Exactly as written, retype the listing below, omitting the pictures.

## Begin RECORDS TO USE

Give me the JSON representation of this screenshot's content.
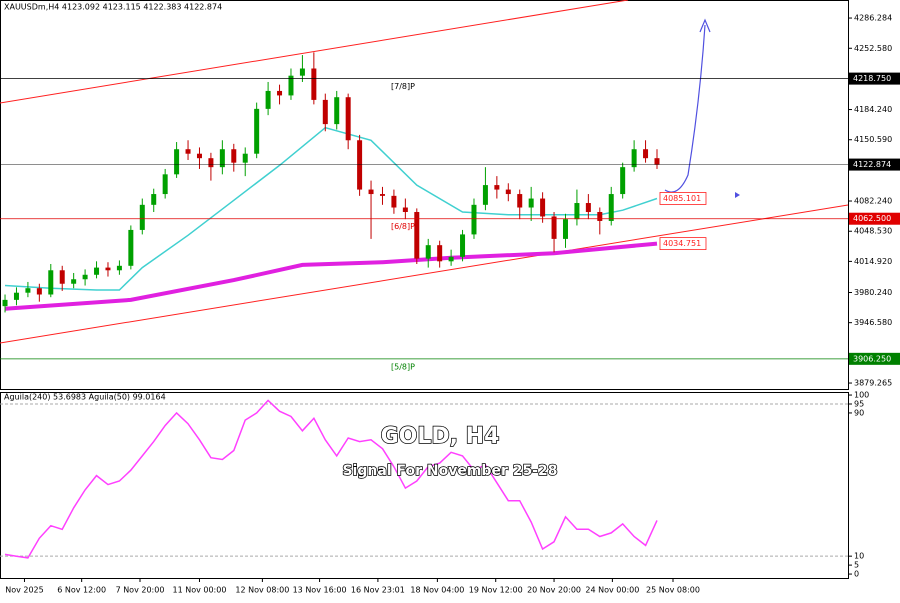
{
  "chart_data": [
    {
      "type": "candlestick",
      "title": "XAUUSDm,H4  4123.092 4123.115 4122.383 4122.874",
      "bull_color": "#00a000",
      "bear_color": "#c00000",
      "candles": [
        [
          3965,
          3978,
          3958,
          3972
        ],
        [
          3972,
          3986,
          3966,
          3980
        ],
        [
          3980,
          3992,
          3975,
          3985
        ],
        [
          3985,
          3990,
          3970,
          3978
        ],
        [
          3978,
          4012,
          3975,
          4005
        ],
        [
          4005,
          4010,
          3982,
          3990
        ],
        [
          3990,
          4002,
          3985,
          3995
        ],
        [
          3995,
          4006,
          3988,
          4000
        ],
        [
          4000,
          4015,
          3996,
          4008
        ],
        [
          4008,
          4014,
          3998,
          4005
        ],
        [
          4005,
          4016,
          4000,
          4010
        ],
        [
          4010,
          4055,
          4006,
          4050
        ],
        [
          4050,
          4085,
          4045,
          4078
        ],
        [
          4078,
          4096,
          4070,
          4090
        ],
        [
          4090,
          4118,
          4085,
          4112
        ],
        [
          4112,
          4148,
          4108,
          4140
        ],
        [
          4140,
          4150,
          4128,
          4135
        ],
        [
          4135,
          4142,
          4118,
          4130
        ],
        [
          4130,
          4136,
          4105,
          4120
        ],
        [
          4120,
          4150,
          4112,
          4140
        ],
        [
          4140,
          4146,
          4115,
          4125
        ],
        [
          4125,
          4142,
          4110,
          4135
        ],
        [
          4135,
          4192,
          4130,
          4185
        ],
        [
          4185,
          4215,
          4178,
          4205
        ],
        [
          4205,
          4212,
          4190,
          4200
        ],
        [
          4200,
          4230,
          4195,
          4222
        ],
        [
          4222,
          4245,
          4215,
          4230
        ],
        [
          4230,
          4248,
          4190,
          4195
        ],
        [
          4195,
          4202,
          4160,
          4168
        ],
        [
          4168,
          4205,
          4162,
          4198
        ],
        [
          4198,
          4202,
          4140,
          4150
        ],
        [
          4150,
          4156,
          4088,
          4095
        ],
        [
          4095,
          4105,
          4040,
          4090
        ],
        [
          4090,
          4098,
          4078,
          4088
        ],
        [
          4088,
          4095,
          4068,
          4075
        ],
        [
          4075,
          4085,
          4062,
          4070
        ],
        [
          4070,
          4074,
          4012,
          4018
        ],
        [
          4018,
          4040,
          4008,
          4033
        ],
        [
          4033,
          4038,
          4008,
          4015
        ],
        [
          4015,
          4028,
          4010,
          4020
        ],
        [
          4020,
          4050,
          4015,
          4045
        ],
        [
          4045,
          4085,
          4040,
          4078
        ],
        [
          4078,
          4120,
          4072,
          4100
        ],
        [
          4100,
          4110,
          4085,
          4095
        ],
        [
          4095,
          4102,
          4082,
          4090
        ],
        [
          4090,
          4095,
          4062,
          4075
        ],
        [
          4075,
          4098,
          4060,
          4085
        ],
        [
          4085,
          4092,
          4058,
          4065
        ],
        [
          4065,
          4070,
          4025,
          4040
        ],
        [
          4040,
          4068,
          4030,
          4062
        ],
        [
          4062,
          4095,
          4055,
          4080
        ],
        [
          4080,
          4090,
          4062,
          4070
        ],
        [
          4070,
          4075,
          4045,
          4060
        ],
        [
          4060,
          4098,
          4055,
          4090
        ],
        [
          4090,
          4125,
          4085,
          4120
        ],
        [
          4120,
          4150,
          4115,
          4140
        ],
        [
          4140,
          4150,
          4125,
          4130
        ],
        [
          4130,
          4140,
          4118,
          4122.874
        ]
      ],
      "series": [
        {
          "color": "#40d0d0",
          "width": 1.5,
          "x": [
            0,
            4,
            8,
            10,
            12,
            16,
            20,
            24,
            28,
            32,
            36,
            40,
            44,
            48,
            52,
            54,
            57
          ],
          "values": [
            3988,
            3985,
            3983,
            3983,
            4008,
            4044,
            4083,
            4122,
            4164,
            4150,
            4100,
            4070,
            4067,
            4067,
            4067,
            4072,
            4085.101
          ]
        },
        {
          "color": "#e020e0",
          "width": 4,
          "x": [
            0,
            11,
            20,
            26,
            33,
            39,
            48,
            57
          ],
          "values": [
            3962,
            3972,
            3994,
            4011,
            4014,
            4019,
            4024,
            4034.751
          ]
        }
      ],
      "levels": [
        {
          "value": 4218.75,
          "label": "4218.750",
          "color": "#000000",
          "tag": "[7/8]P"
        },
        {
          "value": 4122.874,
          "label": "4122.874",
          "color": "#000000"
        },
        {
          "value": 4062.5,
          "label": "4062.500",
          "color": "#e00000",
          "tag": "[6/8]P"
        },
        {
          "value": 3906.25,
          "label": "3906.250",
          "color": "#008000",
          "tag": "[5/8]P"
        }
      ],
      "xlim": [
        -0.44,
        73.7
      ],
      "xticks": [
        {
          "value": 1.7,
          "label": "Nov 2025"
        },
        {
          "value": 6.7,
          "label": "6 Nov 12:00"
        },
        {
          "value": 11.8,
          "label": "7 Nov 20:00"
        },
        {
          "value": 17.0,
          "label": "11 Nov 00:00"
        },
        {
          "value": 22.5,
          "label": "12 Nov 08:00"
        },
        {
          "value": 27.5,
          "label": "13 Nov 16:00"
        },
        {
          "value": 32.6,
          "label": "16 Nov 23:01"
        },
        {
          "value": 37.8,
          "label": "18 Nov 04:00"
        },
        {
          "value": 42.9,
          "label": "19 Nov 12:00"
        },
        {
          "value": 48.0,
          "label": "20 Nov 20:00"
        },
        {
          "value": 53.1,
          "label": "24 Nov 00:00"
        },
        {
          "value": 58.4,
          "label": "25 Nov 08:00"
        }
      ],
      "ylim": [
        3871.5,
        4306.4
      ],
      "yticks": [
        4286.284,
        {
          "value": 4252.58,
          "label": "4252.580"
        },
        {
          "value": 4184.24,
          "label": "4184.240"
        },
        {
          "value": 4150.59,
          "label": "4150.590"
        },
        {
          "value": 4082.24,
          "label": "4082.240"
        },
        {
          "value": 4048.53,
          "label": "4048.530"
        },
        {
          "value": 4014.92,
          "label": "4014.920"
        },
        {
          "value": 3980.24,
          "label": "3980.240"
        },
        {
          "value": 3946.58,
          "label": "3946.580"
        },
        3879.265
      ]
    },
    {
      "type": "line",
      "title": "GOLD, H4",
      "subtitle": "Signal For November 25-28",
      "header": "Aguila(240) 53.6983  Aguila(50) 99.0164",
      "color": "#ff40ff",
      "values": [
        11,
        10,
        9,
        20,
        27,
        25,
        37,
        47,
        55,
        50,
        52,
        58,
        66,
        74,
        83,
        90,
        84,
        75,
        65,
        64,
        69,
        86,
        90,
        97,
        91,
        88,
        80,
        87,
        75,
        66,
        76,
        74,
        75,
        70,
        60,
        48,
        52,
        60,
        62,
        68,
        66,
        58,
        61,
        51,
        41,
        41,
        29,
        14,
        18,
        32,
        25,
        25,
        21,
        23,
        28,
        21,
        16,
        30
      ],
      "xlim": [
        -0.44,
        73.7
      ],
      "ylim": [
        -2.2,
        101.7
      ],
      "yticks": [
        0,
        5,
        10,
        90,
        95,
        100
      ],
      "dashed_levels": [
        10,
        95
      ]
    }
  ]
}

## End RECORDS TO USE

EXERCISE RESULT:
Give me the JSON representation of this screenshot's content.
{
  "chart_data": [
    {
      "type": "candlestick",
      "title": "XAUUSDm,H4  4123.092 4123.115 4122.383 4122.874",
      "bull_color": "#00a000",
      "bear_color": "#c00000",
      "candles": [
        [
          3965,
          3978,
          3958,
          3972
        ],
        [
          3972,
          3986,
          3966,
          3980
        ],
        [
          3980,
          3992,
          3975,
          3985
        ],
        [
          3985,
          3990,
          3970,
          3978
        ],
        [
          3978,
          4012,
          3975,
          4005
        ],
        [
          4005,
          4010,
          3982,
          3990
        ],
        [
          3990,
          4002,
          3985,
          3995
        ],
        [
          3995,
          4006,
          3988,
          4000
        ],
        [
          4000,
          4015,
          3996,
          4008
        ],
        [
          4008,
          4014,
          3998,
          4005
        ],
        [
          4005,
          4016,
          4000,
          4010
        ],
        [
          4010,
          4055,
          4006,
          4050
        ],
        [
          4050,
          4085,
          4045,
          4078
        ],
        [
          4078,
          4096,
          4070,
          4090
        ],
        [
          4090,
          4118,
          4085,
          4112
        ],
        [
          4112,
          4148,
          4108,
          4140
        ],
        [
          4140,
          4150,
          4128,
          4135
        ],
        [
          4135,
          4142,
          4118,
          4130
        ],
        [
          4130,
          4136,
          4105,
          4120
        ],
        [
          4120,
          4150,
          4112,
          4140
        ],
        [
          4140,
          4146,
          4115,
          4125
        ],
        [
          4125,
          4142,
          4110,
          4135
        ],
        [
          4135,
          4192,
          4130,
          4185
        ],
        [
          4185,
          4215,
          4178,
          4205
        ],
        [
          4205,
          4212,
          4190,
          4200
        ],
        [
          4200,
          4230,
          4195,
          4222
        ],
        [
          4222,
          4245,
          4215,
          4230
        ],
        [
          4230,
          4248,
          4190,
          4195
        ],
        [
          4195,
          4202,
          4160,
          4168
        ],
        [
          4168,
          4205,
          4162,
          4198
        ],
        [
          4198,
          4202,
          4140,
          4150
        ],
        [
          4150,
          4156,
          4088,
          4095
        ],
        [
          4095,
          4105,
          4040,
          4090
        ],
        [
          4090,
          4098,
          4078,
          4088
        ],
        [
          4088,
          4095,
          4068,
          4075
        ],
        [
          4075,
          4085,
          4062,
          4070
        ],
        [
          4070,
          4074,
          4012,
          4018
        ],
        [
          4018,
          4040,
          4008,
          4033
        ],
        [
          4033,
          4038,
          4008,
          4015
        ],
        [
          4015,
          4028,
          4010,
          4020
        ],
        [
          4020,
          4050,
          4015,
          4045
        ],
        [
          4045,
          4085,
          4040,
          4078
        ],
        [
          4078,
          4120,
          4072,
          4100
        ],
        [
          4100,
          4110,
          4085,
          4095
        ],
        [
          4095,
          4102,
          4082,
          4090
        ],
        [
          4090,
          4095,
          4062,
          4075
        ],
        [
          4075,
          4098,
          4060,
          4085
        ],
        [
          4085,
          4092,
          4058,
          4065
        ],
        [
          4065,
          4070,
          4025,
          4040
        ],
        [
          4040,
          4068,
          4030,
          4062
        ],
        [
          4062,
          4095,
          4055,
          4080
        ],
        [
          4080,
          4090,
          4062,
          4070
        ],
        [
          4070,
          4075,
          4045,
          4060
        ],
        [
          4060,
          4098,
          4055,
          4090
        ],
        [
          4090,
          4125,
          4085,
          4120
        ],
        [
          4120,
          4150,
          4115,
          4140
        ],
        [
          4140,
          4150,
          4125,
          4130
        ],
        [
          4130,
          4140,
          4118,
          4122.874
        ]
      ],
      "series": [
        {
          "color": "#40d0d0",
          "width": 1.5,
          "x": [
            0,
            4,
            8,
            10,
            12,
            16,
            20,
            24,
            28,
            32,
            36,
            40,
            44,
            48,
            52,
            54,
            57
          ],
          "values": [
            3988,
            3985,
            3983,
            3983,
            4008,
            4044,
            4083,
            4122,
            4164,
            4150,
            4100,
            4070,
            4067,
            4067,
            4067,
            4072,
            4085.101
          ]
        },
        {
          "color": "#e020e0",
          "width": 4,
          "x": [
            0,
            11,
            20,
            26,
            33,
            39,
            48,
            57
          ],
          "values": [
            3962,
            3972,
            3994,
            4011,
            4014,
            4019,
            4024,
            4034.751
          ]
        }
      ],
      "levels": [
        {
          "value": 4218.75,
          "label": "4218.750",
          "color": "#000000",
          "tag": "[7/8]P"
        },
        {
          "value": 4122.874,
          "label": "4122.874",
          "color": "#000000"
        },
        {
          "value": 4062.5,
          "label": "4062.500",
          "color": "#e00000",
          "tag": "[6/8]P"
        },
        {
          "value": 3906.25,
          "label": "3906.250",
          "color": "#008000",
          "tag": "[5/8]P"
        }
      ],
      "xlim": [
        -0.44,
        73.7
      ],
      "xticks": [
        {
          "value": 1.7,
          "label": "Nov 2025"
        },
        {
          "value": 6.7,
          "label": "6 Nov 12:00"
        },
        {
          "value": 11.8,
          "label": "7 Nov 20:00"
        },
        {
          "value": 17.0,
          "label": "11 Nov 00:00"
        },
        {
          "value": 22.5,
          "label": "12 Nov 08:00"
        },
        {
          "value": 27.5,
          "label": "13 Nov 16:00"
        },
        {
          "value": 32.6,
          "label": "16 Nov 23:01"
        },
        {
          "value": 37.8,
          "label": "18 Nov 04:00"
        },
        {
          "value": 42.9,
          "label": "19 Nov 12:00"
        },
        {
          "value": 48.0,
          "label": "20 Nov 20:00"
        },
        {
          "value": 53.1,
          "label": "24 Nov 00:00"
        },
        {
          "value": 58.4,
          "label": "25 Nov 08:00"
        }
      ],
      "ylim": [
        3871.5,
        4306.4
      ],
      "yticks": [
        4286.284,
        {
          "value": 4252.58,
          "label": "4252.580"
        },
        {
          "value": 4184.24,
          "label": "4184.240"
        },
        {
          "value": 4150.59,
          "label": "4150.590"
        },
        {
          "value": 4082.24,
          "label": "4082.240"
        },
        {
          "value": 4048.53,
          "label": "4048.530"
        },
        {
          "value": 4014.92,
          "label": "4014.920"
        },
        {
          "value": 3980.24,
          "label": "3980.240"
        },
        {
          "value": 3946.58,
          "label": "3946.580"
        },
        3879.265
      ]
    },
    {
      "type": "line",
      "title": "GOLD, H4",
      "subtitle": "Signal For November 25-28",
      "header": "Aguila(240) 53.6983  Aguila(50) 99.0164",
      "color": "#ff40ff",
      "values": [
        11,
        10,
        9,
        20,
        27,
        25,
        37,
        47,
        55,
        50,
        52,
        58,
        66,
        74,
        83,
        90,
        84,
        75,
        65,
        64,
        69,
        86,
        90,
        97,
        91,
        88,
        80,
        87,
        75,
        66,
        76,
        74,
        75,
        70,
        60,
        48,
        52,
        60,
        62,
        68,
        66,
        58,
        61,
        51,
        41,
        41,
        29,
        14,
        18,
        32,
        25,
        25,
        21,
        23,
        28,
        21,
        16,
        30
      ],
      "xlim": [
        -0.44,
        73.7
      ],
      "ylim": [
        -2.2,
        101.7
      ],
      "yticks": [
        0,
        5,
        10,
        90,
        95,
        100
      ],
      "dashed_levels": [
        10,
        95
      ]
    }
  ]
}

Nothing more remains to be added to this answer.